# REQUIRED WORK
Output the lines that follow exactly as they are.

# INPUT
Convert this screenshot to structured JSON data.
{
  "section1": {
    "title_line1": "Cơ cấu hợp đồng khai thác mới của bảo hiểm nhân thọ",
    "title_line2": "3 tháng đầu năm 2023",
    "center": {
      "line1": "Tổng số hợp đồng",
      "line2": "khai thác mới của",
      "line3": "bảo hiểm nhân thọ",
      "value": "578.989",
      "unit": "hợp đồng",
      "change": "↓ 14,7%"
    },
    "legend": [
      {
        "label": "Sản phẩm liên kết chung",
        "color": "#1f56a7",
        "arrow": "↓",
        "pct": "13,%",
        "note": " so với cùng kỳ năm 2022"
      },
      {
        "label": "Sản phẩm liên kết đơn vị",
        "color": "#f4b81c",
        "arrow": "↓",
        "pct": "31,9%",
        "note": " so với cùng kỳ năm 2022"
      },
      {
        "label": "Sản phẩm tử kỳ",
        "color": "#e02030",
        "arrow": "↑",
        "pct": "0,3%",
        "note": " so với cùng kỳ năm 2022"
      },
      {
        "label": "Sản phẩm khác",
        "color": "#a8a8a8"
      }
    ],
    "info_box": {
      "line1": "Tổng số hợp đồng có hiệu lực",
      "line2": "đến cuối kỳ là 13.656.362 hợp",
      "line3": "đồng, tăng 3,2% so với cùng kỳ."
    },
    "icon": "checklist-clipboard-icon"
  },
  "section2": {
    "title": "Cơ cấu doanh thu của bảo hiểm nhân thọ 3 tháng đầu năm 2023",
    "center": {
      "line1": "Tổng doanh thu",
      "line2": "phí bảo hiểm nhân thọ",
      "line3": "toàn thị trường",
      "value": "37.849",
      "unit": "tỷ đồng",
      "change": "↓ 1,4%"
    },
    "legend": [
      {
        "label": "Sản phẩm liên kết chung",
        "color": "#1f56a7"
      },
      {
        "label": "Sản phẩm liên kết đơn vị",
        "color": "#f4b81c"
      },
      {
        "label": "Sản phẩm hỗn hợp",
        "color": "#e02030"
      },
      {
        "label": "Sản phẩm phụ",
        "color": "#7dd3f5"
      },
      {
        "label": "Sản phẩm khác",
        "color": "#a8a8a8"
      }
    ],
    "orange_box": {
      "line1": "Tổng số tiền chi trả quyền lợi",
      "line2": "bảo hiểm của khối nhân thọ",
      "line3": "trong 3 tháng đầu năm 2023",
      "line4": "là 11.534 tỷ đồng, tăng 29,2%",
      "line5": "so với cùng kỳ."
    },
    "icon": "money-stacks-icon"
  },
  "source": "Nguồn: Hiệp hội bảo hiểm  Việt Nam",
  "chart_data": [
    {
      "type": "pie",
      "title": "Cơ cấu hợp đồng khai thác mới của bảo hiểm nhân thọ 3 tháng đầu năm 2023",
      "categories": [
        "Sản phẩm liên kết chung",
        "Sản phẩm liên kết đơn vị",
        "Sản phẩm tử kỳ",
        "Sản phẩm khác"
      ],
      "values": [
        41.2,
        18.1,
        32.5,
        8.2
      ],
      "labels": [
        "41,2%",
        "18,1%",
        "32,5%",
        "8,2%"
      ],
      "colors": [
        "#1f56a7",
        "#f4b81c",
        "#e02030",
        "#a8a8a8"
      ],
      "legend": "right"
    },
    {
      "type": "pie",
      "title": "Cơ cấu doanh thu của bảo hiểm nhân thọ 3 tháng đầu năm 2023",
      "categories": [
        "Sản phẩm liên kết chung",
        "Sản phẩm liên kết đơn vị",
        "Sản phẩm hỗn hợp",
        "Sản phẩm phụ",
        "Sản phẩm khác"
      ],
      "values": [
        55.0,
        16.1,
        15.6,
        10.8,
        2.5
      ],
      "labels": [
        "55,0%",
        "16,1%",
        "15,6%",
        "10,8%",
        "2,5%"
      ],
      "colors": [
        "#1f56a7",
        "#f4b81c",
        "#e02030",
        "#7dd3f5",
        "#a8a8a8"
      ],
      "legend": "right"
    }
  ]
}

# OUTPUT FOR THIS EXERCISE
Convert this screenshot to structured JSON data.
{
  "section1": {
    "title_line1": "Cơ cấu hợp đồng khai thác mới của bảo hiểm nhân thọ",
    "title_line2": "3 tháng đầu năm 2023",
    "center": {
      "line1": "Tổng số hợp đồng",
      "line2": "khai thác mới của",
      "line3": "bảo hiểm nhân thọ",
      "value": "578.989",
      "unit": "hợp đồng",
      "change": "↓ 14,7%"
    },
    "legend": [
      {
        "label": "Sản phẩm liên kết chung",
        "color": "#1f56a7",
        "arrow": "↓",
        "pct": "13,%",
        "note": " so với cùng kỳ năm 2022"
      },
      {
        "label": "Sản phẩm liên kết đơn vị",
        "color": "#f4b81c",
        "arrow": "↓",
        "pct": "31,9%",
        "note": " so với cùng kỳ năm 2022"
      },
      {
        "label": "Sản phẩm tử kỳ",
        "color": "#e02030",
        "arrow": "↑",
        "pct": "0,3%",
        "note": " so với cùng kỳ năm 2022"
      },
      {
        "label": "Sản phẩm khác",
        "color": "#a8a8a8"
      }
    ],
    "info_box": {
      "line1": "Tổng số hợp đồng có hiệu lực",
      "line2": "đến cuối kỳ là 13.656.362 hợp",
      "line3": "đồng, tăng 3,2% so với cùng kỳ."
    },
    "icon": "checklist-clipboard-icon"
  },
  "section2": {
    "title": "Cơ cấu doanh thu của bảo hiểm nhân thọ 3 tháng đầu năm 2023",
    "center": {
      "line1": "Tổng doanh thu",
      "line2": "phí bảo hiểm nhân thọ",
      "line3": "toàn thị trường",
      "value": "37.849",
      "unit": "tỷ đồng",
      "change": "↓ 1,4%"
    },
    "legend": [
      {
        "label": "Sản phẩm liên kết chung",
        "color": "#1f56a7"
      },
      {
        "label": "Sản phẩm liên kết đơn vị",
        "color": "#f4b81c"
      },
      {
        "label": "Sản phẩm hỗn hợp",
        "color": "#e02030"
      },
      {
        "label": "Sản phẩm phụ",
        "color": "#7dd3f5"
      },
      {
        "label": "Sản phẩm khác",
        "color": "#a8a8a8"
      }
    ],
    "orange_box": {
      "line1": "Tổng số tiền chi trả quyền lợi",
      "line2": "bảo hiểm của khối nhân thọ",
      "line3": "trong 3 tháng đầu năm 2023",
      "line4": "là 11.534 tỷ đồng, tăng 29,2%",
      "line5": "so với cùng kỳ."
    },
    "icon": "money-stacks-icon"
  },
  "source": "Nguồn: Hiệp hội bảo hiểm  Việt Nam",
  "chart_data": [
    {
      "type": "pie",
      "title": "Cơ cấu hợp đồng khai thác mới của bảo hiểm nhân thọ 3 tháng đầu năm 2023",
      "categories": [
        "Sản phẩm liên kết chung",
        "Sản phẩm liên kết đơn vị",
        "Sản phẩm tử kỳ",
        "Sản phẩm khác"
      ],
      "values": [
        41.2,
        18.1,
        32.5,
        8.2
      ],
      "labels": [
        "41,2%",
        "18,1%",
        "32,5%",
        "8,2%"
      ],
      "colors": [
        "#1f56a7",
        "#f4b81c",
        "#e02030",
        "#a8a8a8"
      ],
      "legend": "right"
    },
    {
      "type": "pie",
      "title": "Cơ cấu doanh thu của bảo hiểm nhân thọ 3 tháng đầu năm 2023",
      "categories": [
        "Sản phẩm liên kết chung",
        "Sản phẩm liên kết đơn vị",
        "Sản phẩm hỗn hợp",
        "Sản phẩm phụ",
        "Sản phẩm khác"
      ],
      "values": [
        55.0,
        16.1,
        15.6,
        10.8,
        2.5
      ],
      "labels": [
        "55,0%",
        "16,1%",
        "15,6%",
        "10,8%",
        "2,5%"
      ],
      "colors": [
        "#1f56a7",
        "#f4b81c",
        "#e02030",
        "#7dd3f5",
        "#a8a8a8"
      ],
      "legend": "right"
    }
  ]
}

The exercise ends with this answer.